## DATA:

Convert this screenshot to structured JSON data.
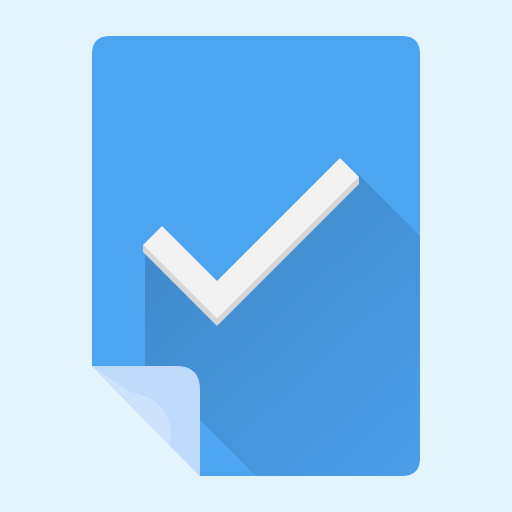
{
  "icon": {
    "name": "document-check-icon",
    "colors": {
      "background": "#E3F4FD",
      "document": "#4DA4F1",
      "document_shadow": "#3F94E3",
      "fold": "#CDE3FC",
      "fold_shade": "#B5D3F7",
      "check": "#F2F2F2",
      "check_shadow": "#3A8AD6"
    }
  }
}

## WRITTEN REQUEST:
Omit every image. Quote each record exactly.

## EXERCISE SOLUTION:
Convert this screenshot to structured JSON data.
{
  "icon": {
    "name": "document-check-icon",
    "colors": {
      "background": "#E3F4FD",
      "document": "#4DA4F1",
      "document_shadow": "#3F94E3",
      "fold": "#CDE3FC",
      "fold_shade": "#B5D3F7",
      "check": "#F2F2F2",
      "check_shadow": "#3A8AD6"
    }
  }
}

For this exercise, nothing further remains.